* [DATA FOR PROCESSING]:
# # #
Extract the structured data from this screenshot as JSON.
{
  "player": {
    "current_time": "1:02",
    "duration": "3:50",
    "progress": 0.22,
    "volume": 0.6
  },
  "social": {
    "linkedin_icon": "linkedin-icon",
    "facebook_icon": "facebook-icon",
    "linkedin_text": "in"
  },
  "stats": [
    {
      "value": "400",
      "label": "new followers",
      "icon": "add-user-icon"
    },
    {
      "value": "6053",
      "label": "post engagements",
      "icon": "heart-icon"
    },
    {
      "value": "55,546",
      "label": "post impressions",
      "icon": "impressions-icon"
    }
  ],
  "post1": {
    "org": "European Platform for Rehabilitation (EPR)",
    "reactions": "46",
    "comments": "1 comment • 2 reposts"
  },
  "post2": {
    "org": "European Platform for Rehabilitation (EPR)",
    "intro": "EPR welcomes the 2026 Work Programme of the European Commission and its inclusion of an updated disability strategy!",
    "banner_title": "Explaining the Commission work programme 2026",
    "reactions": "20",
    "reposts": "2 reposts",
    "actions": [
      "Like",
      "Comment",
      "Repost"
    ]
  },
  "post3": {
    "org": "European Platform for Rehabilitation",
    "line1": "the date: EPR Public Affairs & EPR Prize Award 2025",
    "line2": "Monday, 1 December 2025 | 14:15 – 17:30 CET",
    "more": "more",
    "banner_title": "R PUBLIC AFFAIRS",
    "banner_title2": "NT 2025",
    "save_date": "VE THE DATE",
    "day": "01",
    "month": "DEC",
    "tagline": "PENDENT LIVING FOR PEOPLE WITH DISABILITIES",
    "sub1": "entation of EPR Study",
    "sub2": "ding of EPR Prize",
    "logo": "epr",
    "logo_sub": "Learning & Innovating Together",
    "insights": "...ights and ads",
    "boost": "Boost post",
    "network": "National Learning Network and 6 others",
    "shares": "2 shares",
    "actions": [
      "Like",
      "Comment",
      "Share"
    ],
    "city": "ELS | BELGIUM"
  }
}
# # #
* [THE REQUEST]:
Take each line of the material that contains the word "Learning" and list it.

* [WRITTEN ANSWER]:
    "logo_sub": "Learning & Innovating Together",
    "network": "National Learning Network and 6 others",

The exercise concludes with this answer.